• **Lines of data**:
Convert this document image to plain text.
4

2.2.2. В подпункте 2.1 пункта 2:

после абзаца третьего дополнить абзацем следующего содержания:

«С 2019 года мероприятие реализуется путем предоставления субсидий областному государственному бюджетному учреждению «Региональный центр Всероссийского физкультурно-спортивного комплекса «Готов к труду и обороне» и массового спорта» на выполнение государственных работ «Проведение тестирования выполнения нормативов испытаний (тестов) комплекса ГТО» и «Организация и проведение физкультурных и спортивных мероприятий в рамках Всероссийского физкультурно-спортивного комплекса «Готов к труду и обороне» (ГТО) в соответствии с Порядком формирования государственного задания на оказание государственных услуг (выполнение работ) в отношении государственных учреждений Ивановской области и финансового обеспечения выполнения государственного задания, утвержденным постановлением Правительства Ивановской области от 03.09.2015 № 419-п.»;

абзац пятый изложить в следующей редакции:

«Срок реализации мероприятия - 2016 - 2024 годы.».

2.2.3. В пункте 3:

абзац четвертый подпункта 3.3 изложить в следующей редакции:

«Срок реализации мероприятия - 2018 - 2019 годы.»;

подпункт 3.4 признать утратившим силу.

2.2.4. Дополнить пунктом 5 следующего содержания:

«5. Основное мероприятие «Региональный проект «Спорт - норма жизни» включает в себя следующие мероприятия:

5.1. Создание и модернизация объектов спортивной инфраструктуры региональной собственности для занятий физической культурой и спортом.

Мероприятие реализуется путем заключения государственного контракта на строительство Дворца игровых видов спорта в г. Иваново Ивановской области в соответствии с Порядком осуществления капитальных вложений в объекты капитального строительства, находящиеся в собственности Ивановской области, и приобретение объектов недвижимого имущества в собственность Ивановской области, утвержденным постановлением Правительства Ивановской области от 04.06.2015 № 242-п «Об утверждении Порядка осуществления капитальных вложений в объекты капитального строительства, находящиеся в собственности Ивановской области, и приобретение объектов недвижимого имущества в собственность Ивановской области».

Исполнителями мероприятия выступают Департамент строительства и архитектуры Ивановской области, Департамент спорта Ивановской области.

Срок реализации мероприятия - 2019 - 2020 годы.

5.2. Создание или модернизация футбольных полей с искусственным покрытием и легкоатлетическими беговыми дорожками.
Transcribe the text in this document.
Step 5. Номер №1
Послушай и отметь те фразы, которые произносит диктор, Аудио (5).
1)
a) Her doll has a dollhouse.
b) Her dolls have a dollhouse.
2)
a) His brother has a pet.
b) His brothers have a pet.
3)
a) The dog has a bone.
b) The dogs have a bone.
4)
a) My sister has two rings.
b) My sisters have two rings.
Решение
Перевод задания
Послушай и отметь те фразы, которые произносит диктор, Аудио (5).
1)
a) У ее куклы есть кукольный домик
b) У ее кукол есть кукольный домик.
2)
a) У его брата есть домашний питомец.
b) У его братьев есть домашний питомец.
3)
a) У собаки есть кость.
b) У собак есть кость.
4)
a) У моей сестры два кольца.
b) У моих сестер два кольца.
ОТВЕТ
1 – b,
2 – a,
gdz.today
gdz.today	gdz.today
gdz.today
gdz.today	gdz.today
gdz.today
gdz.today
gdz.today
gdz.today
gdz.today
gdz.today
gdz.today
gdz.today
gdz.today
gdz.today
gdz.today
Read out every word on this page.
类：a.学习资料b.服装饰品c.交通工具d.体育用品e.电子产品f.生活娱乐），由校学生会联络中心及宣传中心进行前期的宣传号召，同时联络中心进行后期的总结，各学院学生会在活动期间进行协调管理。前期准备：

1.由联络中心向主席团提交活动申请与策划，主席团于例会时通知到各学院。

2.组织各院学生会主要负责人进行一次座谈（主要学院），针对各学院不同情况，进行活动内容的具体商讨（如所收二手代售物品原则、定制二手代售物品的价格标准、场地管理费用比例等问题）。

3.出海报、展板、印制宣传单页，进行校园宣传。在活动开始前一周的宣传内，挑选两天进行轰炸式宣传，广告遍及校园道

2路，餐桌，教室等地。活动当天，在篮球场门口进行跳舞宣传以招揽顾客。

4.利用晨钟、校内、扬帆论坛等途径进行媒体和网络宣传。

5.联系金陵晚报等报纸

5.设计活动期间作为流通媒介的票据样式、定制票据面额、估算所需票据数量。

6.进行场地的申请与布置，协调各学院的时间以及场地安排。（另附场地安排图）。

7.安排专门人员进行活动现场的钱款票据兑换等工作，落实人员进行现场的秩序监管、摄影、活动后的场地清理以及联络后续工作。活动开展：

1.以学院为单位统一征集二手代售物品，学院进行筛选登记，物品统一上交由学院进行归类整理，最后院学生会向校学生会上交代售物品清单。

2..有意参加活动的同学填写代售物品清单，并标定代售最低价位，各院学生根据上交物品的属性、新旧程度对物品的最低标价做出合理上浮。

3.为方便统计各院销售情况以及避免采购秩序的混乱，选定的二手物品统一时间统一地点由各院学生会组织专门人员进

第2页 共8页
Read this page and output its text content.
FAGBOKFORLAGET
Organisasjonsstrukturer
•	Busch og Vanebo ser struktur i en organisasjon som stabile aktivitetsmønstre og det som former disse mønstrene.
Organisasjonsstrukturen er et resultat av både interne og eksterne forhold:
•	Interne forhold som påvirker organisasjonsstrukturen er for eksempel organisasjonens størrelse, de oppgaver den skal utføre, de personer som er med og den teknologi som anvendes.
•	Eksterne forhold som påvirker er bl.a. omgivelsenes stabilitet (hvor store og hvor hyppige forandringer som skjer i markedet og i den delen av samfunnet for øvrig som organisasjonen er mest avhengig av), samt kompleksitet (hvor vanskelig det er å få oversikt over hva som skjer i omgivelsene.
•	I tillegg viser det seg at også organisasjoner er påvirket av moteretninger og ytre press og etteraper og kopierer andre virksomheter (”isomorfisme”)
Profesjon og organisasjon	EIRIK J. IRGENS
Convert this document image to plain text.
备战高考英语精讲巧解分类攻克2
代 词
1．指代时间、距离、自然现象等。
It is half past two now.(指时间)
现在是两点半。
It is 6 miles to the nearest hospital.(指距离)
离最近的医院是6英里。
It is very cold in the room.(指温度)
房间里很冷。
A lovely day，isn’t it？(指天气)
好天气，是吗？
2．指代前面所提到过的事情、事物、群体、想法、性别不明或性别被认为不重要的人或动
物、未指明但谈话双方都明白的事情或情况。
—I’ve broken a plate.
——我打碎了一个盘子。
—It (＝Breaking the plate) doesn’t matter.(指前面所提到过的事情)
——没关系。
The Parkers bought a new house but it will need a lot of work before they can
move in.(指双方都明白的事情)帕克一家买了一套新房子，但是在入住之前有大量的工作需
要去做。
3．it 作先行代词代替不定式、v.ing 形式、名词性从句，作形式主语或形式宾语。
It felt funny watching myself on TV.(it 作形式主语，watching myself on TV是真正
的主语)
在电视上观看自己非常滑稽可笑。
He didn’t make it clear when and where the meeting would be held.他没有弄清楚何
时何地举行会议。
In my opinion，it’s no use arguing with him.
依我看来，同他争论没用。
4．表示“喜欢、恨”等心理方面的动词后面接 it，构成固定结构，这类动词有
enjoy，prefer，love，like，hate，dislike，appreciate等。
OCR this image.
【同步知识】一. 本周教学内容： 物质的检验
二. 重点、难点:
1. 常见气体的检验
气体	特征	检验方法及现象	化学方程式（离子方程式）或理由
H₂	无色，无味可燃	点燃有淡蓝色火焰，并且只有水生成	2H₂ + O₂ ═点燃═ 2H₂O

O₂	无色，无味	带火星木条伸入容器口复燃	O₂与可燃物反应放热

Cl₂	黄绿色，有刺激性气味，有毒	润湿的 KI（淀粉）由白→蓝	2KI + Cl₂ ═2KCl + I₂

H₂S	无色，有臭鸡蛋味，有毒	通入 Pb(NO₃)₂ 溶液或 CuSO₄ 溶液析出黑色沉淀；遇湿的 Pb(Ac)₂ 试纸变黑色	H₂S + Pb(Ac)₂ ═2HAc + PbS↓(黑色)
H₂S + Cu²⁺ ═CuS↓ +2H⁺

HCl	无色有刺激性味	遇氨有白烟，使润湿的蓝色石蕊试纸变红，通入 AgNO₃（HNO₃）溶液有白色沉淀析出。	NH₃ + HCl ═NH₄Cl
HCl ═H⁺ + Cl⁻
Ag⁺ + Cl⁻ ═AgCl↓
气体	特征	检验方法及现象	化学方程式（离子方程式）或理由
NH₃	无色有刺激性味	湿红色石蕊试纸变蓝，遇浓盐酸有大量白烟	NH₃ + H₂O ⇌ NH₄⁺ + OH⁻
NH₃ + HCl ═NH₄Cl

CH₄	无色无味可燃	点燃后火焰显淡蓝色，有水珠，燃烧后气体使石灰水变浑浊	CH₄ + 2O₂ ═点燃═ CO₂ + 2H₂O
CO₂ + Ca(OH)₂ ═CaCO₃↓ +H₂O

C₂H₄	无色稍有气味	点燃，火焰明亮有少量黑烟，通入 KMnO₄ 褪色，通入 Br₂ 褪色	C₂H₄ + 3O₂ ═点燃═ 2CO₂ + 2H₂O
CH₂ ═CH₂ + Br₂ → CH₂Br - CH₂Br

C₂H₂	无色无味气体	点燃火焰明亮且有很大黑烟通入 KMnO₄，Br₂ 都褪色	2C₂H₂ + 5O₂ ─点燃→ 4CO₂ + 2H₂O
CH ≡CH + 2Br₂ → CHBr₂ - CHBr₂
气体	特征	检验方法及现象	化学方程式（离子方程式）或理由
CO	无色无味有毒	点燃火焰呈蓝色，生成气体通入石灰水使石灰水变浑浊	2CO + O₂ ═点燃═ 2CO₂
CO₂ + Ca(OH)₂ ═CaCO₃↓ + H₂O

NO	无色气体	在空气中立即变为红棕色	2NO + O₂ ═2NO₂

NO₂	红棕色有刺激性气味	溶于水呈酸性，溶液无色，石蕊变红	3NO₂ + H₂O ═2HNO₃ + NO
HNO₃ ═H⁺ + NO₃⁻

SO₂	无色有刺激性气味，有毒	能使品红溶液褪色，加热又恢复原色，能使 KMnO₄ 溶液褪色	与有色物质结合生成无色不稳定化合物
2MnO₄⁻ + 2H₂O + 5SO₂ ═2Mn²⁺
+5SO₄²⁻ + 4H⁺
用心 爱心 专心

• **Stated goal**: Locate all lines in the listing above with the word "KMnO₄". Copy them.

• **The output**:
C₂H₄	无色稍有气味	点燃，火焰明亮有少量黑烟，通入 KMnO₄ 褪色，通入 Br₂ 褪色	C₂H₄ + 3O₂ ═点燃═ 2CO₂ + 2H₂O
C₂H₂	无色无味气体	点燃火焰明亮且有很大黑烟通入 KMnO₄，Br₂ 都褪色	2C₂H₂ + 5O₂ ─点燃→ 4CO₂ + 2H₂O
SO₂	无色有刺激性气味，有毒	能使品红溶液褪色，加热又恢复原色，能使 KMnO₄ 溶液褪色	与有色物质结合生成无色不稳定化合物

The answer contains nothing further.